## Stated task
Restate the full set of records exactly, without adding or dropping a word.

Records from a collection:
begin

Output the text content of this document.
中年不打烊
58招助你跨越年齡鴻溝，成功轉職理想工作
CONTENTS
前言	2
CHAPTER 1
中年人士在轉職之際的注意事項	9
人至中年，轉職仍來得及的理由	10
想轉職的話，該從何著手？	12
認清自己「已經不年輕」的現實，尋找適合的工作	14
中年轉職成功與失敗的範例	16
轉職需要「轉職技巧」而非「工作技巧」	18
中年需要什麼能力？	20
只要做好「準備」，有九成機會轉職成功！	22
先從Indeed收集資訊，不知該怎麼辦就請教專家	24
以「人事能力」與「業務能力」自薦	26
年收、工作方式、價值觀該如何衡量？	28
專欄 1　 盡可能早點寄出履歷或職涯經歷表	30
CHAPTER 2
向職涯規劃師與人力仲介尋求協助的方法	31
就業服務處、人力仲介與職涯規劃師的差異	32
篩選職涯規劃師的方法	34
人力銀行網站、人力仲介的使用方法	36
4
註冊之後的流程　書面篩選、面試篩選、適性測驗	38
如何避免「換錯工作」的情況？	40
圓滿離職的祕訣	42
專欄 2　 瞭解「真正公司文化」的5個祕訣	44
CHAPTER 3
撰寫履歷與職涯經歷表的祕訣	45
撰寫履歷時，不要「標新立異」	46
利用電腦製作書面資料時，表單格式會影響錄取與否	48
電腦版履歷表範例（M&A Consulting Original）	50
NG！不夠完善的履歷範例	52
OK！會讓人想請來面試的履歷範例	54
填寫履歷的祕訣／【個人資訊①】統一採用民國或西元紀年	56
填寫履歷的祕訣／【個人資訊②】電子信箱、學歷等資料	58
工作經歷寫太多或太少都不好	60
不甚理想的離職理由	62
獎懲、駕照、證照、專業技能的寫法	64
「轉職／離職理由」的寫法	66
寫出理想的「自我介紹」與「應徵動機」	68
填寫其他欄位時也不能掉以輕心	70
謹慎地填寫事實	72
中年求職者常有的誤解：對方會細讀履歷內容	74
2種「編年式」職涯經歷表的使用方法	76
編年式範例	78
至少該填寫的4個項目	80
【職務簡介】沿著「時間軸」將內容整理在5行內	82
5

end

## Task response
Output the text content of this document.
中年不打烊
58招助你跨越年齡鴻溝，成功轉職理想工作
CONTENTS
前言	2
CHAPTER 1
中年人士在轉職之際的注意事項	9
人至中年，轉職仍來得及的理由	10
想轉職的話，該從何著手？	12
認清自己「已經不年輕」的現實，尋找適合的工作	14
中年轉職成功與失敗的範例	16
轉職需要「轉職技巧」而非「工作技巧」	18
中年需要什麼能力？	20
只要做好「準備」，有九成機會轉職成功！	22
先從Indeed收集資訊，不知該怎麼辦就請教專家	24
以「人事能力」與「業務能力」自薦	26
年收、工作方式、價值觀該如何衡量？	28
專欄 1　 盡可能早點寄出履歷或職涯經歷表	30
CHAPTER 2
向職涯規劃師與人力仲介尋求協助的方法	31
就業服務處、人力仲介與職涯規劃師的差異	32
篩選職涯規劃師的方法	34
人力銀行網站、人力仲介的使用方法	36
4
註冊之後的流程　書面篩選、面試篩選、適性測驗	38
如何避免「換錯工作」的情況？	40
圓滿離職的祕訣	42
專欄 2　 瞭解「真正公司文化」的5個祕訣	44
CHAPTER 3
撰寫履歷與職涯經歷表的祕訣	45
撰寫履歷時，不要「標新立異」	46
利用電腦製作書面資料時，表單格式會影響錄取與否	48
電腦版履歷表範例（M&A Consulting Original）	50
NG！不夠完善的履歷範例	52
OK！會讓人想請來面試的履歷範例	54
填寫履歷的祕訣／【個人資訊①】統一採用民國或西元紀年	56
填寫履歷的祕訣／【個人資訊②】電子信箱、學歷等資料	58
工作經歷寫太多或太少都不好	60
不甚理想的離職理由	62
獎懲、駕照、證照、專業技能的寫法	64
「轉職／離職理由」的寫法	66
寫出理想的「自我介紹」與「應徵動機」	68
填寫其他欄位時也不能掉以輕心	70
謹慎地填寫事實	72
中年求職者常有的誤解：對方會細讀履歷內容	74
2種「編年式」職涯經歷表的使用方法	76
編年式範例	78
至少該填寫的4個項目	80
【職務簡介】沿著「時間軸」將內容整理在5行內	82
5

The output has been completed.